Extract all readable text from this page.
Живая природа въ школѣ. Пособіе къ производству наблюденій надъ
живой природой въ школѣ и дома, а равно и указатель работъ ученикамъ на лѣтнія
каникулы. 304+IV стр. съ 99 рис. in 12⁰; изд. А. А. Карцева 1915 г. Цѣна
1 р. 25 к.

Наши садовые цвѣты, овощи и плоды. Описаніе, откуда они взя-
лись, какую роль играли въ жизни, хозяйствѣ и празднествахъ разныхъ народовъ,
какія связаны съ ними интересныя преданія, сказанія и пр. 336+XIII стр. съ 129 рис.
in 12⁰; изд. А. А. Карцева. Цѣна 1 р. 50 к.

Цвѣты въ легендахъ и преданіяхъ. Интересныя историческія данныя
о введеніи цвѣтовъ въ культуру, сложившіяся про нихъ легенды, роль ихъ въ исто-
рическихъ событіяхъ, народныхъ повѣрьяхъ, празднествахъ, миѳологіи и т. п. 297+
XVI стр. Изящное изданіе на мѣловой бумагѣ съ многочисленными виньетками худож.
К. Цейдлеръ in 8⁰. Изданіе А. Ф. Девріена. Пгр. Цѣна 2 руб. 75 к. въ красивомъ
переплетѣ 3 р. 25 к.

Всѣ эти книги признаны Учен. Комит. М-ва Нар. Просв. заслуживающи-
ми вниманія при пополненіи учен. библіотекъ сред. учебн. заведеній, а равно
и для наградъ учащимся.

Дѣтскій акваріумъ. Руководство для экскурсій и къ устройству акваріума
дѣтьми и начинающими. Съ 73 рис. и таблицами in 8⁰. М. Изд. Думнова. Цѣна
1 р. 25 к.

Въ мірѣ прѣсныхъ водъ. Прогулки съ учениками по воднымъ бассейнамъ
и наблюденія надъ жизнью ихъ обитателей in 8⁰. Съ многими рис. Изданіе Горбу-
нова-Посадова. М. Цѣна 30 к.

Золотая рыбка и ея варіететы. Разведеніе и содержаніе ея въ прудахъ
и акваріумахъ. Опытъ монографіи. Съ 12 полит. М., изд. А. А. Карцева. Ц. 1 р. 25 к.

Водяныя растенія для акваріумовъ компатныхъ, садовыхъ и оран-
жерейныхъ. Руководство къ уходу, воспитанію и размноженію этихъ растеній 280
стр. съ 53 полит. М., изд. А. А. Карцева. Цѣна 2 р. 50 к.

Direction: Using the data above, copy each line that contains "Карцева".

Full solution:
каникулы. 304+IV стр. съ 99 рис. in 12⁰; изд. А. А. Карцева 1915 г. Цѣна
in 12⁰; изд. А. А. Карцева. Цѣна 1 р. 50 к.
и акваріумахъ. Опытъ монографіи. Съ 12 полит. М., изд. А. А. Карцева. Ц. 1 р. 25 к.
стр. съ 53 полит. М., изд. А. А. Карцева. Цѣна 2 р. 50 к.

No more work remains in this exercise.